◆ **SOURCE MATERIAL**:
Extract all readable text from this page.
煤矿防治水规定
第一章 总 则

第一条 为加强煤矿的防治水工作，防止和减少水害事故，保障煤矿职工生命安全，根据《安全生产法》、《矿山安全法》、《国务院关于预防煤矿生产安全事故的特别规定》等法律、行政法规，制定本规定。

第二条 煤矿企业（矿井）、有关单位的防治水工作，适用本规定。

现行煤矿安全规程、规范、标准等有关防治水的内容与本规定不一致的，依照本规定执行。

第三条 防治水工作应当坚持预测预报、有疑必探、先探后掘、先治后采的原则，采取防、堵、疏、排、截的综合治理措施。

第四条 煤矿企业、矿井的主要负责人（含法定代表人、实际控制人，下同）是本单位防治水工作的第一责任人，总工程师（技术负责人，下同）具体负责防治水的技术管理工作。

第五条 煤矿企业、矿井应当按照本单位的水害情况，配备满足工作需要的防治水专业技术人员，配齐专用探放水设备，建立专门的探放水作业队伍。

◆ **AIM**: Out of the preceding entries, pull every line containing the string "煤矿企业".

◆ **ANSWER IN FULL**:
第二条 煤矿企业（矿井）、有关单位的防治水工作，适用本规定。
第四条 煤矿企业、矿井的主要负责人（含法定代表人、实际控制人，下同）是本单位防治水工作的第一责任人，总工程师（技术负责人，下同）具体负责防治水的技术管理工作。
第五条 煤矿企业、矿井应当按照本单位的水害情况，配备满足工作需要的防治水专业技术人员，配齐专用探放水设备，建立专门的探放水作业队伍。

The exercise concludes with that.